### Stated exercise
Gather, from the listing beneath this task, every line holding the string "Landscape".

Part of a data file
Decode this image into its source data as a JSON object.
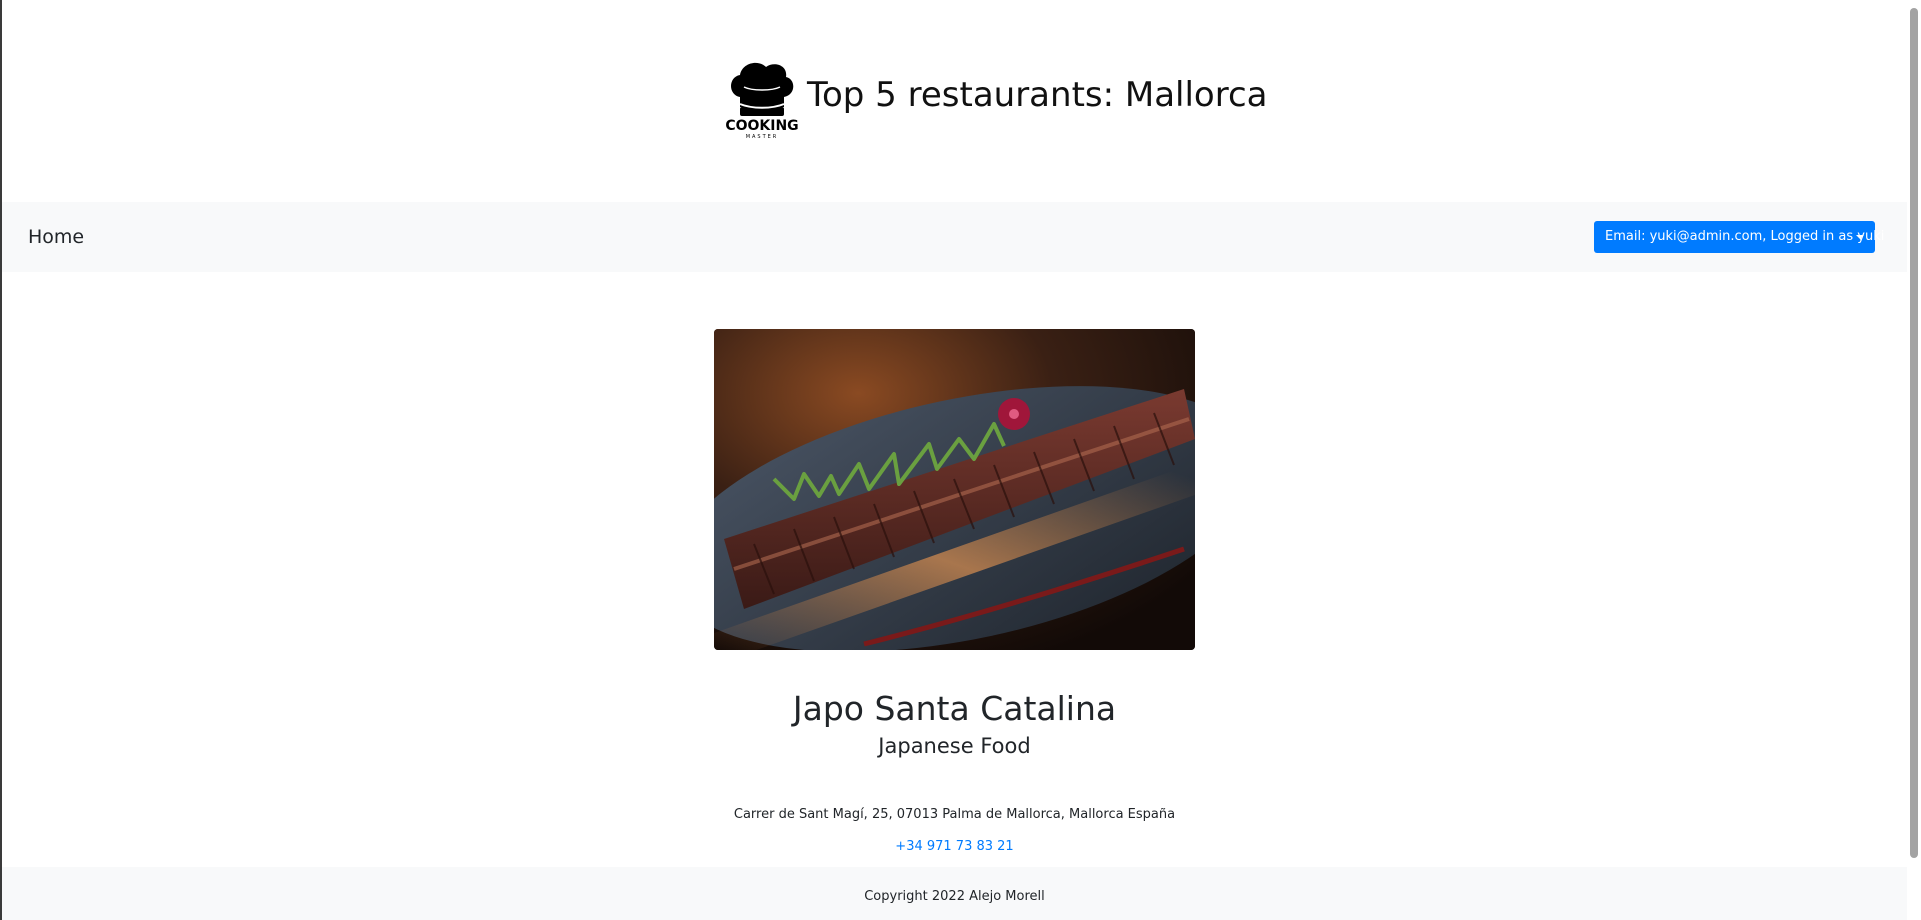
{
  "header": {
    "title": "Top 5 restaurants: Mallorca",
    "logo_text": "COOKING",
    "logo_subtext": "MASTER"
  },
  "navbar": {
    "home_label": "Home",
    "user_dropdown_label": "Email: yuki@admin.com, Logged in as yuki"
  },
  "restaurant": {
    "name": "Japo Santa Catalina",
    "cuisine": "Japanese Food",
    "address": "Carrer de Sant Magí, 25, 07013 Palma de Mallorca, Mallorca España",
    "phone": "+34 971 73 83 21"
  },
  "footer": {
    "copyright": "Copyright 2022 Alejo Morell"
  },
  "colors": {
    "accent": "#007bff",
    "navbar_bg": "#f8f9fa",
    "text": "#212529"
  },
  "icons": {
    "logo": "chef-hat-icon",
    "dropdown": "caret-down-icon"
  }
}
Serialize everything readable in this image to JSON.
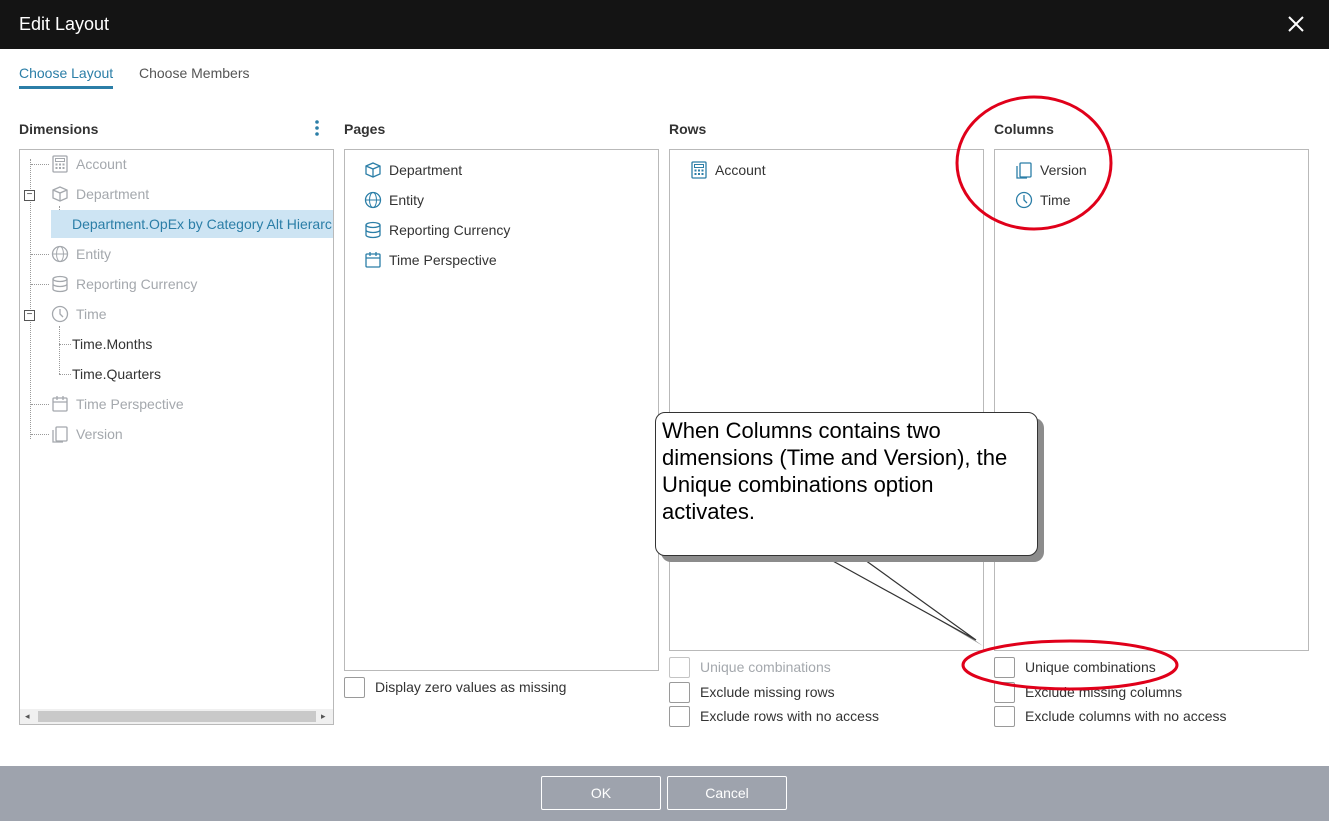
{
  "dialog": {
    "title": "Edit Layout"
  },
  "tabs": [
    {
      "label": "Choose Layout",
      "active": true
    },
    {
      "label": "Choose Members",
      "active": false
    }
  ],
  "headers": {
    "dimensions": "Dimensions",
    "pages": "Pages",
    "rows": "Rows",
    "columns": "Columns"
  },
  "dimensions_tree": [
    {
      "label": "Account",
      "icon": "calculator-icon",
      "state": "disabled"
    },
    {
      "label": "Department",
      "icon": "cube-icon",
      "state": "disabled",
      "expanded": true
    },
    {
      "label": "Department.OpEx by Category Alt Hierarc",
      "state": "selected"
    },
    {
      "label": "Entity",
      "icon": "globe-icon",
      "state": "disabled"
    },
    {
      "label": "Reporting Currency",
      "icon": "coins-icon",
      "state": "disabled"
    },
    {
      "label": "Time",
      "icon": "clock-icon",
      "state": "disabled",
      "expanded": true
    },
    {
      "label": "Time.Months",
      "state": "normal"
    },
    {
      "label": "Time.Quarters",
      "state": "normal"
    },
    {
      "label": "Time Perspective",
      "icon": "calendar-icon",
      "state": "disabled"
    },
    {
      "label": "Version",
      "icon": "copy-icon",
      "state": "disabled"
    }
  ],
  "pages": [
    {
      "label": "Department",
      "icon": "cube-icon"
    },
    {
      "label": "Entity",
      "icon": "globe-icon"
    },
    {
      "label": "Reporting Currency",
      "icon": "coins-icon"
    },
    {
      "label": "Time Perspective",
      "icon": "calendar-icon"
    }
  ],
  "rows": [
    {
      "label": "Account",
      "icon": "calculator-icon"
    }
  ],
  "columns": [
    {
      "label": "Version",
      "icon": "copy-icon"
    },
    {
      "label": "Time",
      "icon": "clock-icon"
    }
  ],
  "pages_options": {
    "display_zero": "Display zero values as missing"
  },
  "rows_options": {
    "unique": "Unique combinations",
    "exclude_missing": "Exclude missing rows",
    "exclude_no_access": "Exclude rows with no access"
  },
  "columns_options": {
    "unique": "Unique combinations",
    "exclude_missing": "Exclude missing columns",
    "exclude_no_access": "Exclude columns with no access"
  },
  "callout": {
    "text": "When Columns contains two dimensions (Time and Version), the Unique combinations option activates."
  },
  "buttons": {
    "ok": "OK",
    "cancel": "Cancel"
  },
  "colors": {
    "accent": "#2b7ea7",
    "titlebar": "#141414",
    "footer": "#9ea3ad",
    "annotation": "#e0001a"
  }
}
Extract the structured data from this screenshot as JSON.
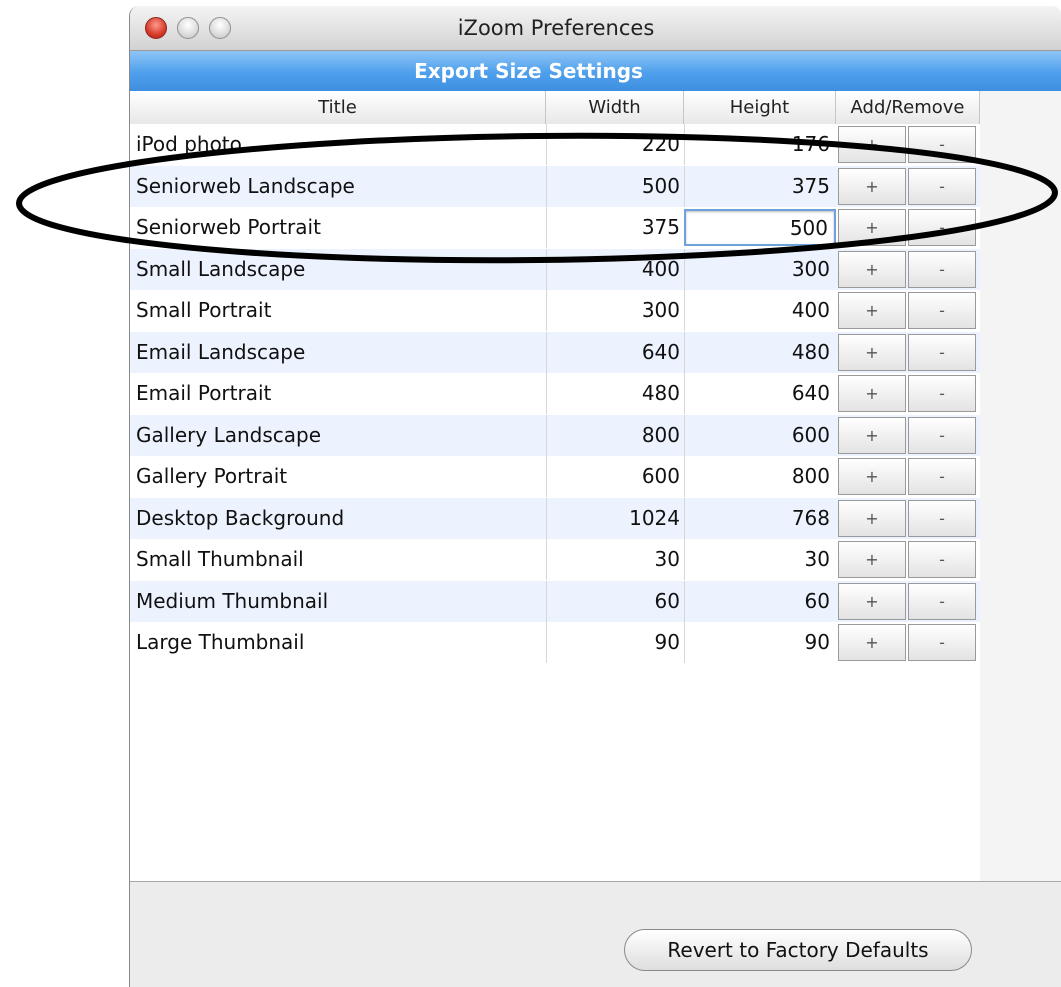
{
  "window": {
    "title": "iZoom Preferences"
  },
  "section": {
    "title": "Export Size Settings"
  },
  "table": {
    "headers": {
      "title": "Title",
      "width": "Width",
      "height": "Height",
      "add_remove": "Add/Remove"
    },
    "rows": [
      {
        "title": "iPod photo",
        "width": "220",
        "height": "176",
        "add": "+",
        "remove": "-"
      },
      {
        "title": "Seniorweb Landscape",
        "width": "500",
        "height": "375",
        "add": "+",
        "remove": "-"
      },
      {
        "title": "Seniorweb Portrait",
        "width": "375",
        "height": "500",
        "add": "+",
        "remove": "-"
      },
      {
        "title": "Small Landscape",
        "width": "400",
        "height": "300",
        "add": "+",
        "remove": "-"
      },
      {
        "title": "Small Portrait",
        "width": "300",
        "height": "400",
        "add": "+",
        "remove": "-"
      },
      {
        "title": "Email Landscape",
        "width": "640",
        "height": "480",
        "add": "+",
        "remove": "-"
      },
      {
        "title": "Email Portrait",
        "width": "480",
        "height": "640",
        "add": "+",
        "remove": "-"
      },
      {
        "title": "Gallery Landscape",
        "width": "800",
        "height": "600",
        "add": "+",
        "remove": "-"
      },
      {
        "title": "Gallery Portrait",
        "width": "600",
        "height": "800",
        "add": "+",
        "remove": "-"
      },
      {
        "title": "Desktop Background",
        "width": "1024",
        "height": "768",
        "add": "+",
        "remove": "-"
      },
      {
        "title": "Small Thumbnail",
        "width": "30",
        "height": "30",
        "add": "+",
        "remove": "-"
      },
      {
        "title": "Medium Thumbnail",
        "width": "60",
        "height": "60",
        "add": "+",
        "remove": "-"
      },
      {
        "title": "Large Thumbnail",
        "width": "90",
        "height": "90",
        "add": "+",
        "remove": "-"
      }
    ]
  },
  "footer": {
    "revert_label": "Revert to Factory Defaults"
  },
  "colors": {
    "section_bar": "#4e9fec",
    "row_alt": "#edf3fe",
    "close_button": "#d63a2a"
  }
}
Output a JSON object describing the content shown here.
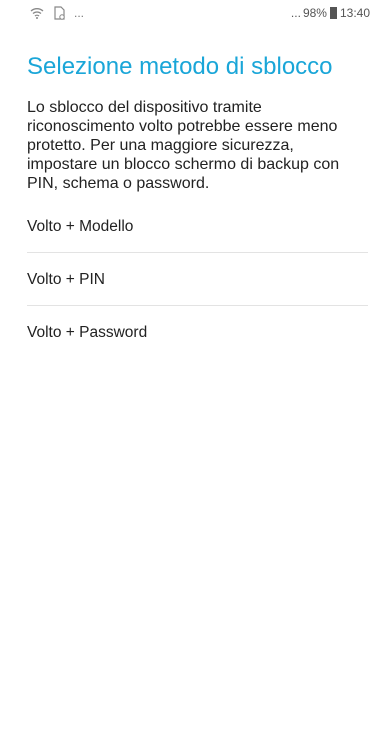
{
  "status_bar": {
    "notifications_more": "...",
    "signal_more": "...",
    "battery": "98%",
    "time": "13:40"
  },
  "page": {
    "title": "Selezione metodo di sblocco",
    "description": "Lo sblocco del dispositivo tramite riconoscimento volto potrebbe essere meno protetto. Per una maggiore sicurezza, impostare un blocco schermo di backup con PIN, schema o password."
  },
  "options": [
    {
      "label": "Volto + Modello"
    },
    {
      "label": "Volto + PIN"
    },
    {
      "label": "Volto + Password"
    }
  ]
}
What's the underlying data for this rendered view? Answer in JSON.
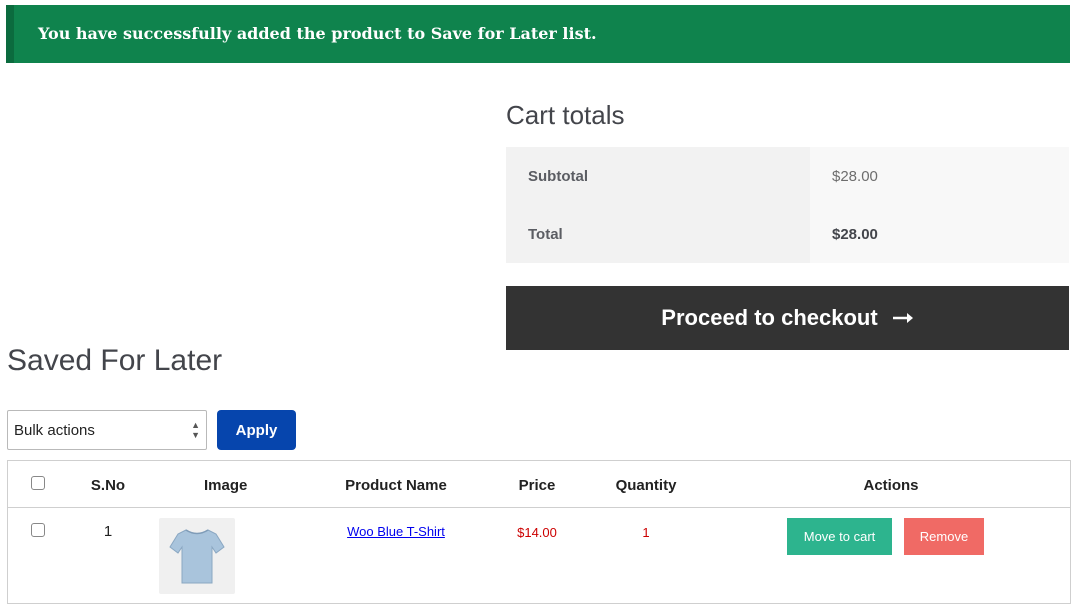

### Task result
        "title": "Seniorweb Landscape",
        "title": "Small Landscape",
        "title": "Email Landscape",
        "title": "Gallery Landscape",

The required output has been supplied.